Collected data entries:
________

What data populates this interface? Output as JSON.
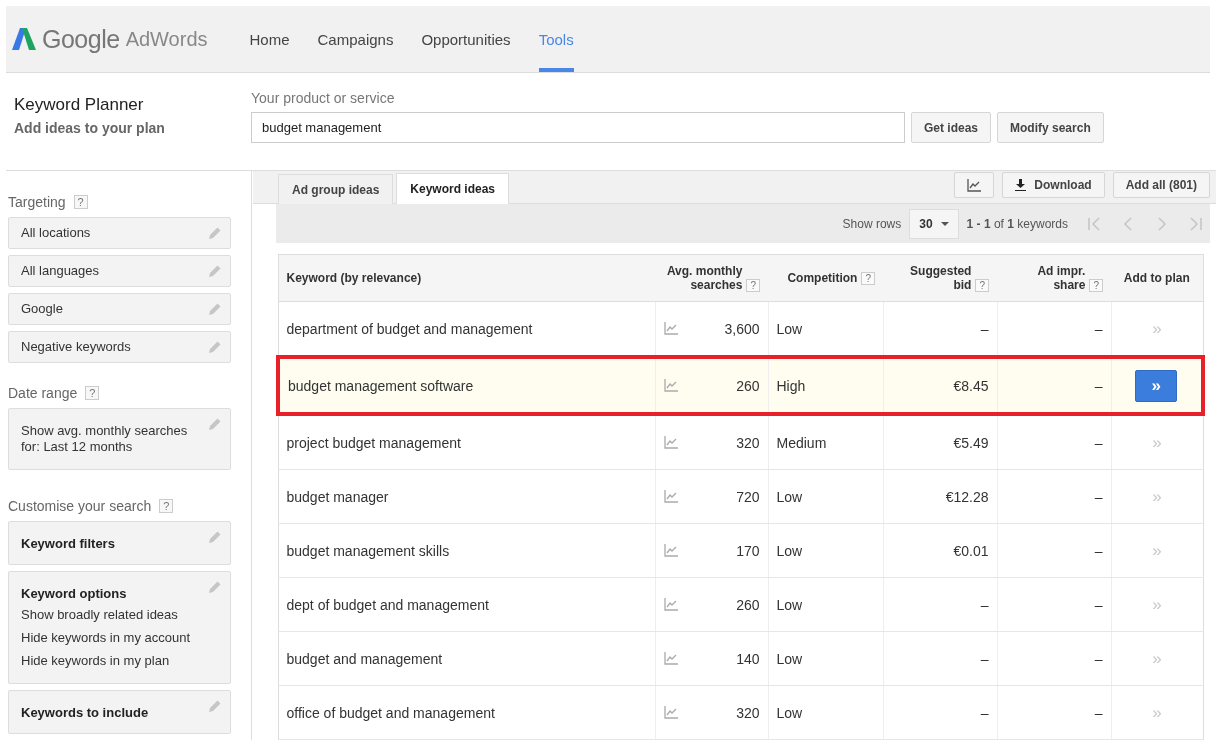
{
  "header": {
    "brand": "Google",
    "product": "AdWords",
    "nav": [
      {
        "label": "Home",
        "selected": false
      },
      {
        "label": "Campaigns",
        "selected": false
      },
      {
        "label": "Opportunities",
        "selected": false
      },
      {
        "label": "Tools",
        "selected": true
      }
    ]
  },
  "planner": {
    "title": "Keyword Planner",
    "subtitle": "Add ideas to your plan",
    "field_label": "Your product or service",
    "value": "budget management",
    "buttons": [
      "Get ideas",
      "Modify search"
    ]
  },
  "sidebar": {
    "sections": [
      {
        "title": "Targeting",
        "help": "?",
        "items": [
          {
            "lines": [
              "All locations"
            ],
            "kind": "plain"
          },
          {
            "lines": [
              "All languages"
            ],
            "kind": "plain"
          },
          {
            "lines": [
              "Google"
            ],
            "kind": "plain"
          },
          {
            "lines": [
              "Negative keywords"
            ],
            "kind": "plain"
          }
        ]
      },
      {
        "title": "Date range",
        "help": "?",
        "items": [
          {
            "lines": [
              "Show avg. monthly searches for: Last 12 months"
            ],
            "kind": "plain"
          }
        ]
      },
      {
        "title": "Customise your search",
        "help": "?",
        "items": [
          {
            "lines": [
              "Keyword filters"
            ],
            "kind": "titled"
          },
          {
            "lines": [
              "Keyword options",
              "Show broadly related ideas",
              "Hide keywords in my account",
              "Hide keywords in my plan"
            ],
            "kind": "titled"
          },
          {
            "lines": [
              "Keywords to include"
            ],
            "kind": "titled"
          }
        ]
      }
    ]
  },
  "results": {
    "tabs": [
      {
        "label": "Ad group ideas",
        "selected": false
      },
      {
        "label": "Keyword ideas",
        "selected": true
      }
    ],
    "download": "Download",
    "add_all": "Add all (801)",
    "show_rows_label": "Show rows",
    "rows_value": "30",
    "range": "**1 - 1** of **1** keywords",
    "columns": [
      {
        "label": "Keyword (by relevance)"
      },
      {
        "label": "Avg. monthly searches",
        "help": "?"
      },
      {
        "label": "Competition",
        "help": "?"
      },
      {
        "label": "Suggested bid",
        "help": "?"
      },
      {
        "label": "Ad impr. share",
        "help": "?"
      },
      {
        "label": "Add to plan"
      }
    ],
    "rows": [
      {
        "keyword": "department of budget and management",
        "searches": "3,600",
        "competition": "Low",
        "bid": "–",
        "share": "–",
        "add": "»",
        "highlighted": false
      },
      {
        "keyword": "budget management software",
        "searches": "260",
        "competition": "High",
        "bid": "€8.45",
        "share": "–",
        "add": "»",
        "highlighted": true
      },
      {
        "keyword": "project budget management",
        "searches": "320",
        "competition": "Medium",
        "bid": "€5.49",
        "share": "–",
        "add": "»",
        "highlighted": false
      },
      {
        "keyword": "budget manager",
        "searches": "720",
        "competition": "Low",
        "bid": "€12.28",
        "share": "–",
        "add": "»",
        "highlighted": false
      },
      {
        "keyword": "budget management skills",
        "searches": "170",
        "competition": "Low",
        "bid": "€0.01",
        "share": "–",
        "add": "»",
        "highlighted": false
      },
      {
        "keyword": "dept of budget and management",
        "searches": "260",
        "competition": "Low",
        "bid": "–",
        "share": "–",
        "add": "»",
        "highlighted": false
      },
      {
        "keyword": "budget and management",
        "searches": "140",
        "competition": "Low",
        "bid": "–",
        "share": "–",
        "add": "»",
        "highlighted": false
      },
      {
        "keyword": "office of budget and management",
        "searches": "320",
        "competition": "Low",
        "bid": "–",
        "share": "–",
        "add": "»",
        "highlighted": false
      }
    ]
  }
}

________

Directions for this task:
Count how many lines of the listing above include "monthly" and report that number alone.

Correct result:
2